Here are records with pictures in them. Copy all of them exactly and leave the pictures out.

---+---

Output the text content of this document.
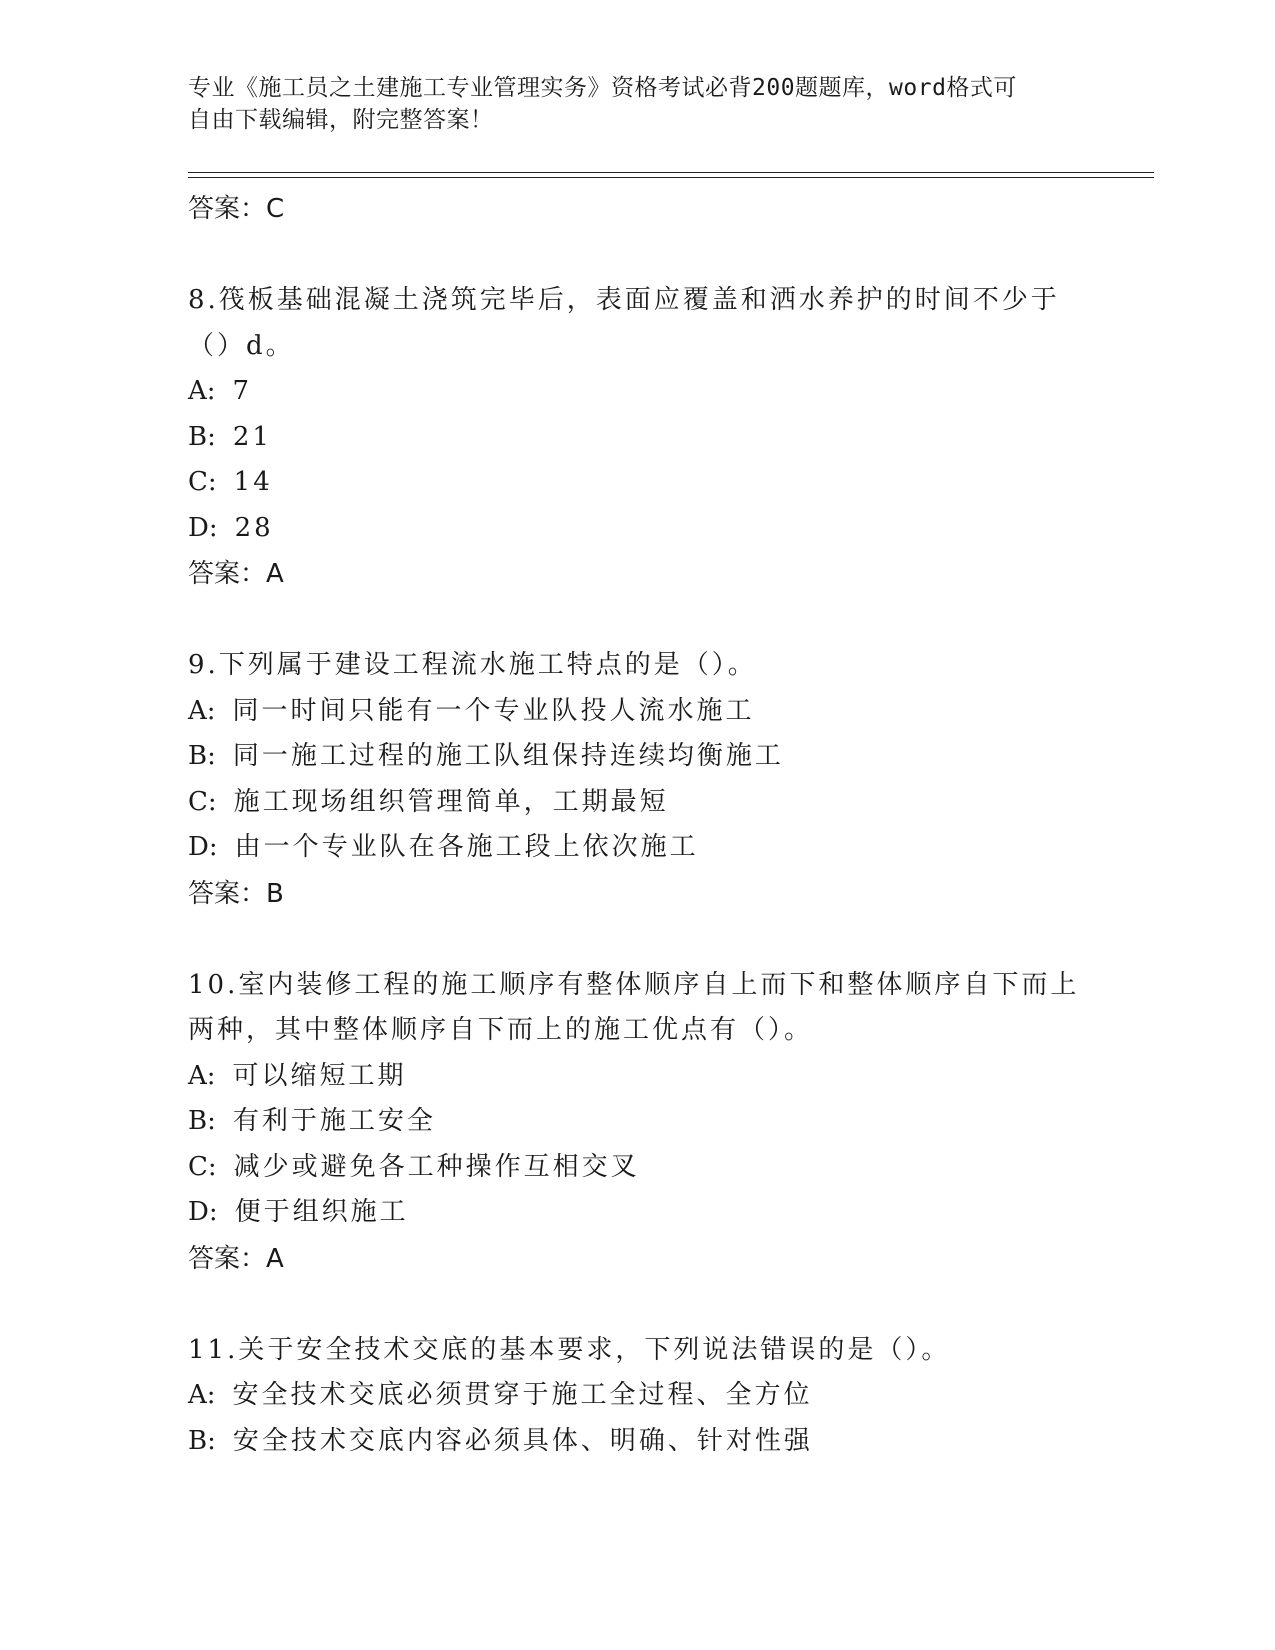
专业《施工员之土建施工专业管理实务》资格考试必背200题题库，word格式可
自由下载编辑，附完整答案！
答案：C
8.筏板基础混凝土浇筑完毕后，表面应覆盖和洒水养护的时间不少于
（）d。
A: 7
B: 21
C: 14
D: 28
答案：A
9.下列属于建设工程流水施工特点的是（）。
A: 同一时间只能有一个专业队投人流水施工
B: 同一施工过程的施工队组保持连续均衡施工
C: 施工现场组织管理简单，工期最短
D: 由一个专业队在各施工段上依次施工
答案：B
10.室内装修工程的施工顺序有整体顺序自上而下和整体顺序自下而上
两种，其中整体顺序自下而上的施工优点有（）。
A: 可以缩短工期
B: 有利于施工安全
C: 减少或避免各工种操作互相交叉
D: 便于组织施工
答案：A
11.关于安全技术交底的基本要求，下列说法错误的是（）。
A: 安全技术交底必须贯穿于施工全过程、全方位
B: 安全技术交底内容必须具体、明确、针对性强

---+---

Correct result
Output the text content of this document.
专业《施工员之土建施工专业管理实务》资格考试必背200题题库，word格式可
自由下载编辑，附完整答案！
答案：C
8.筏板基础混凝土浇筑完毕后，表面应覆盖和洒水养护的时间不少于
（）d。
A: 7
B: 21
C: 14
D: 28
答案：A
9.下列属于建设工程流水施工特点的是（）。
A: 同一时间只能有一个专业队投人流水施工
B: 同一施工过程的施工队组保持连续均衡施工
C: 施工现场组织管理简单，工期最短
D: 由一个专业队在各施工段上依次施工
答案：B
10.室内装修工程的施工顺序有整体顺序自上而下和整体顺序自下而上
两种，其中整体顺序自下而上的施工优点有（）。
A: 可以缩短工期
B: 有利于施工安全
C: 减少或避免各工种操作互相交叉
D: 便于组织施工
答案：A
11.关于安全技术交底的基本要求，下列说法错误的是（）。
A: 安全技术交底必须贯穿于施工全过程、全方位
B: 安全技术交底内容必须具体、明确、针对性强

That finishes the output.